— TASK GOAL —
Copy the lines of the records without any change, from the first line through the line containing "- svg-text:120: 120: [102, 228, 126, 245]", including that line.

— MATERIAL FOR THIS TASK —
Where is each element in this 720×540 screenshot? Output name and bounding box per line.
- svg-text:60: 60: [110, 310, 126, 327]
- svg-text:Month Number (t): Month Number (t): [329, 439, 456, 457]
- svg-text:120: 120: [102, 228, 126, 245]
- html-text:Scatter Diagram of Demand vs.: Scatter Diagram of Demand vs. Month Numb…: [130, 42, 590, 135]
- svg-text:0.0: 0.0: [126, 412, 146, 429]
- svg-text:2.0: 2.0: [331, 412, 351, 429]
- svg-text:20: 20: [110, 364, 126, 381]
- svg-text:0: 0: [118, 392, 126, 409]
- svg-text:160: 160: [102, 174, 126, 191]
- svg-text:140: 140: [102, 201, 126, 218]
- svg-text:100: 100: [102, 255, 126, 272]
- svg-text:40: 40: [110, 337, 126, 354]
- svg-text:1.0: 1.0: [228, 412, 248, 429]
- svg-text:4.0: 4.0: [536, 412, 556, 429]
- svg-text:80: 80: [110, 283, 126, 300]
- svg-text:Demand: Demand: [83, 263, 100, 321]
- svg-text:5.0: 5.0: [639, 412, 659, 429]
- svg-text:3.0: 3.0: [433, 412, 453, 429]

— EXPECTED ANSWER —
Where is each element in this 720×540 screenshot? Output name and bounding box per line.
- svg-text:60: 60: [110, 310, 126, 327]
- svg-text:Month Number (t): Month Number (t): [329, 439, 456, 457]
- svg-text:120: 120: [102, 228, 126, 245]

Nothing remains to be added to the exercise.